— The task —
Reproduce the listing below line for line, with no changes.

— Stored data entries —
________________________________________

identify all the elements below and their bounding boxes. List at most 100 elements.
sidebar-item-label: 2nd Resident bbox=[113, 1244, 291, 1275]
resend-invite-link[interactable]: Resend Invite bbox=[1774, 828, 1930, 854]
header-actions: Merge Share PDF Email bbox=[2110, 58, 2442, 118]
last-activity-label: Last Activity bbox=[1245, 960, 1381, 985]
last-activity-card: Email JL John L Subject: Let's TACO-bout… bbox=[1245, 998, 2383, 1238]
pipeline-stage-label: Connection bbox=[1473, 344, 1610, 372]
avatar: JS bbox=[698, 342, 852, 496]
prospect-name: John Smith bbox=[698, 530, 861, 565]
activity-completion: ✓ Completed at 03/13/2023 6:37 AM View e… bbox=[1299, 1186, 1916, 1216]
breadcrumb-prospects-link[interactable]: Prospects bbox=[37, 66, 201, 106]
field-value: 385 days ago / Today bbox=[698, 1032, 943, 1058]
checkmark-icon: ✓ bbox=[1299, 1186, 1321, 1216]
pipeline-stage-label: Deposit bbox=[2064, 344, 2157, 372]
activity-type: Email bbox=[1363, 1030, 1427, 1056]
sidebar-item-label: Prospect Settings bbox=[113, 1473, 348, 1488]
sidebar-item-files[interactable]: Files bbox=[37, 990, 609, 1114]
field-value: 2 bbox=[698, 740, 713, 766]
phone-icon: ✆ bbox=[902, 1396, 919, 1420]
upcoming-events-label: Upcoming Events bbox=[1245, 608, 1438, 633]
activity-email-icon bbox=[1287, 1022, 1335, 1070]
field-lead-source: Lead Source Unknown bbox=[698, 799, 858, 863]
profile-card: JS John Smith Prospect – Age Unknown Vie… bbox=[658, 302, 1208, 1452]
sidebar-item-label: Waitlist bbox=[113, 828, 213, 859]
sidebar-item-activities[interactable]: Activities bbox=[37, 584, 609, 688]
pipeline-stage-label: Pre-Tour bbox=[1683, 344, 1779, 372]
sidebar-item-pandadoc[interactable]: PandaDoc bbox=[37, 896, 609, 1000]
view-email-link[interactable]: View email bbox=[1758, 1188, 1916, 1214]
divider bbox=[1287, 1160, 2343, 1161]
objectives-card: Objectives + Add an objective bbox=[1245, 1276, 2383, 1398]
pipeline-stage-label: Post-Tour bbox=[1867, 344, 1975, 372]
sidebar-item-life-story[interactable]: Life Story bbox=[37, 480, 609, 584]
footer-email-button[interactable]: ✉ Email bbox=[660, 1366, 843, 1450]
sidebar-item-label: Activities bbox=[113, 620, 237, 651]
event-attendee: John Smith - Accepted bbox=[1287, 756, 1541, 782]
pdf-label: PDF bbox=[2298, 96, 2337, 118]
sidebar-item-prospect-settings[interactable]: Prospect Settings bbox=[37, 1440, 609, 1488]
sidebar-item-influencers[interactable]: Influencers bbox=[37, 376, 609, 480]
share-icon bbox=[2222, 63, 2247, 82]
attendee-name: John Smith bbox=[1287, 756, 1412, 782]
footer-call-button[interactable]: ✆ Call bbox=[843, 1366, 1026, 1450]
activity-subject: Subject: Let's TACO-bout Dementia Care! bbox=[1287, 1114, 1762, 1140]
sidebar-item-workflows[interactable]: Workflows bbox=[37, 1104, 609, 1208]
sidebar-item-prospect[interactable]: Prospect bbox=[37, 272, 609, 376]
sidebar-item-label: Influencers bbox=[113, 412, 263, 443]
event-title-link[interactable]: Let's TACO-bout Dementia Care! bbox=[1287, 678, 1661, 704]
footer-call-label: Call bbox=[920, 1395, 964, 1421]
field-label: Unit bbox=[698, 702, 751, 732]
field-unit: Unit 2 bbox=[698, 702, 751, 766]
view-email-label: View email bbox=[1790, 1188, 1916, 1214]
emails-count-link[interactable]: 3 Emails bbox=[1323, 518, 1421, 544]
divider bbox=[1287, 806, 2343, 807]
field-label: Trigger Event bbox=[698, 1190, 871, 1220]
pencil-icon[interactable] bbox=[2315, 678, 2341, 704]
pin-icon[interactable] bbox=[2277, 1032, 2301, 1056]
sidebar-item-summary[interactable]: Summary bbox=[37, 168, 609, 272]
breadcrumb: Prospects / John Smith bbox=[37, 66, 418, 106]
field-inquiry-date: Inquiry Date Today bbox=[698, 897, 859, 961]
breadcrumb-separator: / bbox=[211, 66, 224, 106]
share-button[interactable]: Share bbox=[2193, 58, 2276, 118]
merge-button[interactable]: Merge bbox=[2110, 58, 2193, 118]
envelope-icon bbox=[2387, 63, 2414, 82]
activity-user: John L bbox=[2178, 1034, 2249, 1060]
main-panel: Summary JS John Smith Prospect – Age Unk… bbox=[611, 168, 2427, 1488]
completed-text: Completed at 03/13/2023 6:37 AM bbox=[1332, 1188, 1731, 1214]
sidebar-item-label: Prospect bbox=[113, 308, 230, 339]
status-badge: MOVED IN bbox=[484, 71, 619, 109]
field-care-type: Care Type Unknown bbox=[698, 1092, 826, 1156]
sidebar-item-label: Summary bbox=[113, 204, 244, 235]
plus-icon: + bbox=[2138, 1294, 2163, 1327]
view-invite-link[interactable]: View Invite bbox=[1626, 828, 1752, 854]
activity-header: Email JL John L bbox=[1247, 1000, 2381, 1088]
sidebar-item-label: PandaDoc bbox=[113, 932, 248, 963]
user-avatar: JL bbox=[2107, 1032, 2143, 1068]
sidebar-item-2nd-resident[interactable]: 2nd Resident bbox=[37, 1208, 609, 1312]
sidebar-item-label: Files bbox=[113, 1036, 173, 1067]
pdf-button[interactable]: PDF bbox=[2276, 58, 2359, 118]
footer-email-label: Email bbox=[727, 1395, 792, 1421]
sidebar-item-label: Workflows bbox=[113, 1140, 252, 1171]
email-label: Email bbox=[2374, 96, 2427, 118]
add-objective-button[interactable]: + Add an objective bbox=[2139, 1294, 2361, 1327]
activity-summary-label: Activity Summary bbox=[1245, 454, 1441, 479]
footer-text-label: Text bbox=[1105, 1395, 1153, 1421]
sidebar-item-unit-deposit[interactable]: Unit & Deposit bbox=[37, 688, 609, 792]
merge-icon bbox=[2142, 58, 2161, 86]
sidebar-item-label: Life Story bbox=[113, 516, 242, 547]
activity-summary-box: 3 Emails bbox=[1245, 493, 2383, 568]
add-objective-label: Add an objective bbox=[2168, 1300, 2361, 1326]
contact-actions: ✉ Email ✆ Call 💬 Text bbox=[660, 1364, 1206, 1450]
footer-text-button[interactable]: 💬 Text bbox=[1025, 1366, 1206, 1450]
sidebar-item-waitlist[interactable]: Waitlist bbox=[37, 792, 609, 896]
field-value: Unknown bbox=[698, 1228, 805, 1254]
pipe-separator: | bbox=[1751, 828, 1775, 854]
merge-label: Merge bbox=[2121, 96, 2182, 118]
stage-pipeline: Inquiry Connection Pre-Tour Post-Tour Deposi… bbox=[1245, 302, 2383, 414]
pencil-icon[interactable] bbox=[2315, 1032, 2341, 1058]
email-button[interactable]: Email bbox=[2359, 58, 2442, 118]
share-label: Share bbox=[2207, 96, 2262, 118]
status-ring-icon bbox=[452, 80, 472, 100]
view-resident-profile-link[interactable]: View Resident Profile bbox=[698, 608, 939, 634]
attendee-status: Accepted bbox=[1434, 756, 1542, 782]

________________________________________

— Exercise answer —
identify all the elements below and their bounding boxes. List at most 100 elements.
sidebar-item-label: 2nd Resident bbox=[113, 1244, 291, 1275]
resend-invite-link[interactable]: Resend Invite bbox=[1774, 828, 1930, 854]
header-actions: Merge Share PDF Email bbox=[2110, 58, 2442, 118]
last-activity-label: Last Activity bbox=[1245, 960, 1381, 985]
last-activity-card: Email JL John L Subject: Let's TACO-bout… bbox=[1245, 998, 2383, 1238]
pipeline-stage-label: Connection bbox=[1473, 344, 1610, 372]
avatar: JS bbox=[698, 342, 852, 496]
prospect-name: John Smith bbox=[698, 530, 861, 565]
activity-completion: ✓ Completed at 03/13/2023 6:37 AM View e… bbox=[1299, 1186, 1916, 1216]
breadcrumb-prospects-link[interactable]: Prospects bbox=[37, 66, 201, 106]
field-value: 385 days ago / Today bbox=[698, 1032, 943, 1058]
checkmark-icon: ✓ bbox=[1299, 1186, 1321, 1216]
pipeline-stage-label: Deposit bbox=[2064, 344, 2157, 372]
activity-type: Email bbox=[1363, 1030, 1427, 1056]
sidebar-item-label: Prospect Settings bbox=[113, 1473, 348, 1488]
sidebar-item-files[interactable]: Files bbox=[37, 990, 609, 1114]
field-value: 2 bbox=[698, 740, 713, 766]
phone-icon: ✆ bbox=[902, 1396, 919, 1420]
upcoming-events-label: Upcoming Events bbox=[1245, 608, 1438, 633]
activity-email-icon bbox=[1287, 1022, 1335, 1070]
field-lead-source: Lead Source Unknown bbox=[698, 799, 858, 863]
profile-card: JS John Smith Prospect – Age Unknown Vie… bbox=[658, 302, 1208, 1452]
sidebar-item-label: Waitlist bbox=[113, 828, 213, 859]
sidebar-item-activities[interactable]: Activities bbox=[37, 584, 609, 688]
pipeline-stage-label: Pre-Tour bbox=[1683, 344, 1779, 372]
sidebar-item-pandadoc[interactable]: PandaDoc bbox=[37, 896, 609, 1000]
view-email-link[interactable]: View email bbox=[1758, 1188, 1916, 1214]
divider bbox=[1287, 1160, 2343, 1161]
objectives-card: Objectives + Add an objective bbox=[1245, 1276, 2383, 1398]
pipeline-stage-label: Post-Tour bbox=[1867, 344, 1975, 372]
sidebar-item-life-story[interactable]: Life Story bbox=[37, 480, 609, 584]
footer-email-button[interactable]: ✉ Email bbox=[660, 1366, 843, 1450]
sidebar-item-label: Activities bbox=[113, 620, 237, 651]
event-attendee: John Smith - Accepted bbox=[1287, 756, 1541, 782]
pdf-label: PDF bbox=[2298, 96, 2337, 118]
sidebar-item-prospect-settings[interactable]: Prospect Settings bbox=[37, 1440, 609, 1488]
sidebar-item-influencers[interactable]: Influencers bbox=[37, 376, 609, 480]
share-icon bbox=[2222, 63, 2247, 82]
attendee-name: John Smith bbox=[1287, 756, 1412, 782]
footer-call-button[interactable]: ✆ Call bbox=[843, 1366, 1026, 1450]
activity-subject: Subject: Let's TACO-bout Dementia Care! bbox=[1287, 1114, 1762, 1140]
sidebar-item-workflows[interactable]: Workflows bbox=[37, 1104, 609, 1208]
sidebar-item-prospect[interactable]: Prospect bbox=[37, 272, 609, 376]
sidebar-item-label: Influencers bbox=[113, 412, 263, 443]
event-title-link[interactable]: Let's TACO-bout Dementia Care! bbox=[1287, 678, 1661, 704]
footer-call-label: Call bbox=[920, 1395, 964, 1421]
field-label: Unit bbox=[698, 702, 751, 732]
field-unit: Unit 2 bbox=[698, 702, 751, 766]
view-email-label: View email bbox=[1790, 1188, 1916, 1214]
emails-count-link[interactable]: 3 Emails bbox=[1323, 518, 1421, 544]
divider bbox=[1287, 806, 2343, 807]
field-label: Trigger Event bbox=[698, 1190, 871, 1220]
pencil-icon[interactable] bbox=[2315, 678, 2341, 704]
pin-icon[interactable] bbox=[2277, 1032, 2301, 1056]
sidebar-item-summary[interactable]: Summary bbox=[37, 168, 609, 272]
breadcrumb: Prospects / John Smith bbox=[37, 66, 418, 106]
field-inquiry-date: Inquiry Date Today bbox=[698, 897, 859, 961]
breadcrumb-separator: / bbox=[211, 66, 224, 106]
share-button[interactable]: Share bbox=[2193, 58, 2276, 118]
merge-button[interactable]: Merge bbox=[2110, 58, 2193, 118]
envelope-icon bbox=[2387, 63, 2414, 82]
activity-user: John L bbox=[2178, 1034, 2249, 1060]
main-panel: Summary JS John Smith Prospect – Age Unk… bbox=[611, 168, 2427, 1488]
completed-text: Completed at 03/13/2023 6:37 AM bbox=[1332, 1188, 1731, 1214]
sidebar-item-label: Prospect bbox=[113, 308, 230, 339]
status-badge: MOVED IN bbox=[484, 71, 619, 109]
field-care-type: Care Type Unknown bbox=[698, 1092, 826, 1156]
sidebar-item-label: Summary bbox=[113, 204, 244, 235]
plus-icon: + bbox=[2138, 1294, 2163, 1327]
view-invite-link[interactable]: View Invite bbox=[1626, 828, 1752, 854]
activity-header: Email JL John L bbox=[1247, 1000, 2381, 1088]
sidebar-item-label: PandaDoc bbox=[113, 932, 248, 963]
user-avatar: JL bbox=[2107, 1032, 2143, 1068]
sidebar-item-2nd-resident[interactable]: 2nd Resident bbox=[37, 1208, 609, 1312]
sidebar-item-label: Files bbox=[113, 1036, 173, 1067]
pdf-button[interactable]: PDF bbox=[2276, 58, 2359, 118]
footer-email-label: Email bbox=[727, 1395, 792, 1421]
sidebar-item-label: Workflows bbox=[113, 1140, 252, 1171]
email-label: Email bbox=[2374, 96, 2427, 118]
add-objective-button[interactable]: + Add an objective bbox=[2139, 1294, 2361, 1327]
activity-summary-label: Activity Summary bbox=[1245, 454, 1441, 479]
footer-text-label: Text bbox=[1105, 1395, 1153, 1421]
sidebar-item-unit-deposit[interactable]: Unit & Deposit bbox=[37, 688, 609, 792]
merge-icon bbox=[2142, 58, 2161, 86]
sidebar-item-label: Life Story bbox=[113, 516, 242, 547]
activity-summary-box: 3 Emails bbox=[1245, 493, 2383, 568]
add-objective-label: Add an objective bbox=[2168, 1300, 2361, 1326]
contact-actions: ✉ Email ✆ Call 💬 Text bbox=[660, 1364, 1206, 1450]
footer-text-button[interactable]: 💬 Text bbox=[1025, 1366, 1206, 1450]
sidebar-item-waitlist[interactable]: Waitlist bbox=[37, 792, 609, 896]
field-value: Unknown bbox=[698, 1228, 805, 1254]
pipe-separator: | bbox=[1751, 828, 1775, 854]
merge-label: Merge bbox=[2121, 96, 2182, 118]
stage-pipeline: Inquiry Connection Pre-Tour Post-Tour Deposi… bbox=[1245, 302, 2383, 414]
pencil-icon[interactable] bbox=[2315, 1032, 2341, 1058]
email-button[interactable]: Email bbox=[2359, 58, 2442, 118]
share-label: Share bbox=[2207, 96, 2262, 118]
status-ring-icon bbox=[452, 80, 472, 100]
view-resident-profile-link[interactable]: View Resident Profile bbox=[698, 608, 939, 634]
attendee-status: Accepted bbox=[1434, 756, 1542, 782]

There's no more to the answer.